## TASK STATEMENT:
Return every entry exactly.

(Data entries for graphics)

* * * * * * * * *

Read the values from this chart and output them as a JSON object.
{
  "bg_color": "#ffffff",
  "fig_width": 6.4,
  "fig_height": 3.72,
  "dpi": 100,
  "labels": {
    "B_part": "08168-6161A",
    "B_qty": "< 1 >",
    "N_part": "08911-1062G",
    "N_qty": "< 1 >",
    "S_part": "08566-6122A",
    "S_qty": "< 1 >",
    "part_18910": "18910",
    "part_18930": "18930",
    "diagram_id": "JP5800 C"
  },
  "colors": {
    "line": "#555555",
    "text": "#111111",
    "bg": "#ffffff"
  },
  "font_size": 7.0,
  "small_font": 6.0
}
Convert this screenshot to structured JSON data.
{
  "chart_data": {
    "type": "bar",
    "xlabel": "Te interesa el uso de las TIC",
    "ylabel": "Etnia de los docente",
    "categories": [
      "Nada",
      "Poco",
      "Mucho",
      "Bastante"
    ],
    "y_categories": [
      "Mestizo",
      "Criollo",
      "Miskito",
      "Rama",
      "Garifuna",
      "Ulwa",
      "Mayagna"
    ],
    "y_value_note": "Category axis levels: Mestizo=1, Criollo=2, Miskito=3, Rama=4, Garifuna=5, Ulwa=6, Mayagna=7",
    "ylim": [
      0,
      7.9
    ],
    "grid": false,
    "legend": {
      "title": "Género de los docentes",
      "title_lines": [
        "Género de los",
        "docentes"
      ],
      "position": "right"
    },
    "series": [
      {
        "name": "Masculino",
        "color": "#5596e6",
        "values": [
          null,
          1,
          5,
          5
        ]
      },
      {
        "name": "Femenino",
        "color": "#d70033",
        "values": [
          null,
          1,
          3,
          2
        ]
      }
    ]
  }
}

* * * * * * * * *

## RESULT OF THE EXERCISE:
Read the values from this chart and output them as a JSON object.
{
  "bg_color": "#ffffff",
  "fig_width": 6.4,
  "fig_height": 3.72,
  "dpi": 100,
  "labels": {
    "B_part": "08168-6161A",
    "B_qty": "< 1 >",
    "N_part": "08911-1062G",
    "N_qty": "< 1 >",
    "S_part": "08566-6122A",
    "S_qty": "< 1 >",
    "part_18910": "18910",
    "part_18930": "18930",
    "diagram_id": "JP5800 C"
  },
  "colors": {
    "line": "#555555",
    "text": "#111111",
    "bg": "#ffffff"
  },
  "font_size": 7.0,
  "small_font": 6.0
}
Convert this screenshot to structured JSON data.
{
  "chart_data": {
    "type": "bar",
    "xlabel": "Te interesa el uso de las TIC",
    "ylabel": "Etnia de los docente",
    "categories": [
      "Nada",
      "Poco",
      "Mucho",
      "Bastante"
    ],
    "y_categories": [
      "Mestizo",
      "Criollo",
      "Miskito",
      "Rama",
      "Garifuna",
      "Ulwa",
      "Mayagna"
    ],
    "y_value_note": "Category axis levels: Mestizo=1, Criollo=2, Miskito=3, Rama=4, Garifuna=5, Ulwa=6, Mayagna=7",
    "ylim": [
      0,
      7.9
    ],
    "grid": false,
    "legend": {
      "title": "Género de los docentes",
      "title_lines": [
        "Género de los",
        "docentes"
      ],
      "position": "right"
    },
    "series": [
      {
        "name": "Masculino",
        "color": "#5596e6",
        "values": [
          null,
          1,
          5,
          5
        ]
      },
      {
        "name": "Femenino",
        "color": "#d70033",
        "values": [
          null,
          1,
          3,
          2
        ]
      }
    ]
  }
}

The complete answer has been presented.